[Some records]
· · ·

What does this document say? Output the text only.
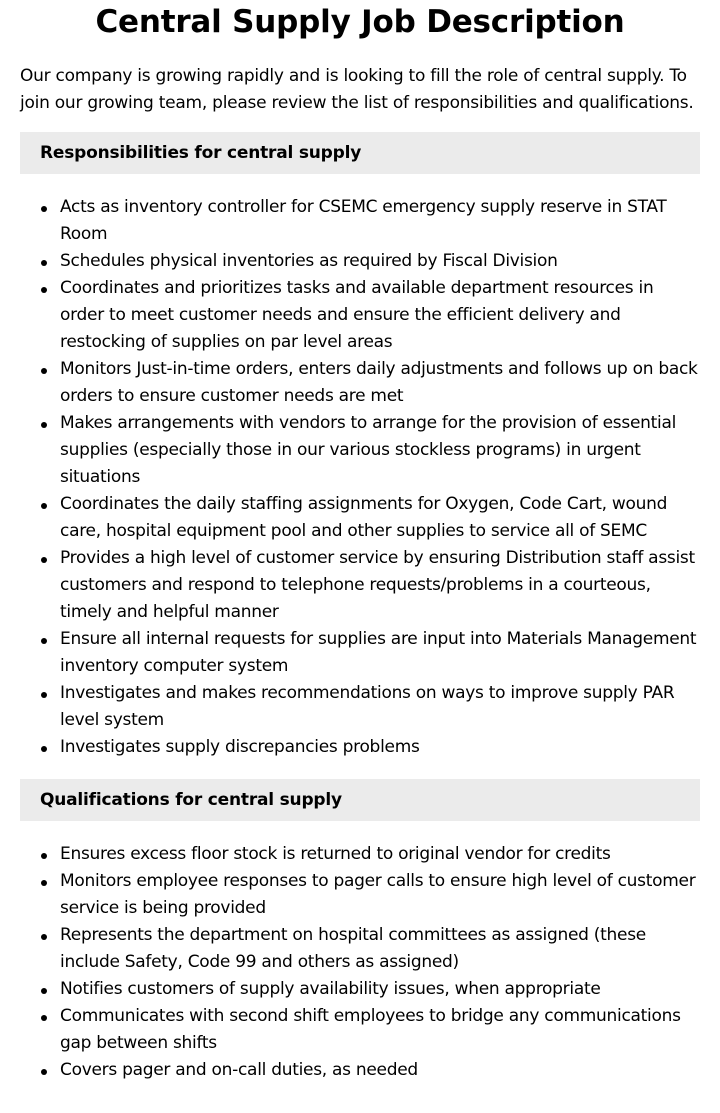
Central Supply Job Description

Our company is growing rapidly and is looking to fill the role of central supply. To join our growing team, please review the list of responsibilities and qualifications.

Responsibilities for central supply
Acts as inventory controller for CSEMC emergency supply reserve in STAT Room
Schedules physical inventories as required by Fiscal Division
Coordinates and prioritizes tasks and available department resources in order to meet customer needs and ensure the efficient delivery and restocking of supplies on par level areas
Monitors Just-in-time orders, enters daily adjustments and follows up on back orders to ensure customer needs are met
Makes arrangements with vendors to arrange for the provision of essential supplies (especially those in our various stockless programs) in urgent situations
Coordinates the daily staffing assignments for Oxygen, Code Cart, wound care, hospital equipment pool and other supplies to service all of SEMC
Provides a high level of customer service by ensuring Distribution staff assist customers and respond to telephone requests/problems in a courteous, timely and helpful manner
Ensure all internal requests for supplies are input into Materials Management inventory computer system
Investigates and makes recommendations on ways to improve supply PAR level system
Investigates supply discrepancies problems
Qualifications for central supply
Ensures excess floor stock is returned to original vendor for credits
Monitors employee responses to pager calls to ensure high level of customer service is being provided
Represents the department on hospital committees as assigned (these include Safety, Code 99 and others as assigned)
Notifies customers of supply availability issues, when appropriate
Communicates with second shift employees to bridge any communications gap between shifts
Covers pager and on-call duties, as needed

· · ·

## WRITTEN EXERCISE
Return the whole listing, word for word, and leave out every picture.

## ANSWER TO THIS PROBLEM
What does this document say? Output the text only.
Central Supply Job Description

Our company is growing rapidly and is looking to fill the role of central supply. To join our growing team, please review the list of responsibilities and qualifications.

Responsibilities for central supply
Acts as inventory controller for CSEMC emergency supply reserve in STAT Room
Schedules physical inventories as required by Fiscal Division
Coordinates and prioritizes tasks and available department resources in order to meet customer needs and ensure the efficient delivery and restocking of supplies on par level areas
Monitors Just-in-time orders, enters daily adjustments and follows up on back orders to ensure customer needs are met
Makes arrangements with vendors to arrange for the provision of essential supplies (especially those in our various stockless programs) in urgent situations
Coordinates the daily staffing assignments for Oxygen, Code Cart, wound care, hospital equipment pool and other supplies to service all of SEMC
Provides a high level of customer service by ensuring Distribution staff assist customers and respond to telephone requests/problems in a courteous, timely and helpful manner
Ensure all internal requests for supplies are input into Materials Management inventory computer system
Investigates and makes recommendations on ways to improve supply PAR level system
Investigates supply discrepancies problems
Qualifications for central supply
Ensures excess floor stock is returned to original vendor for credits
Monitors employee responses to pager calls to ensure high level of customer service is being provided
Represents the department on hospital committees as assigned (these include Safety, Code 99 and others as assigned)
Notifies customers of supply availability issues, when appropriate
Communicates with second shift employees to bridge any communications gap between shifts
Covers pager and on-call duties, as needed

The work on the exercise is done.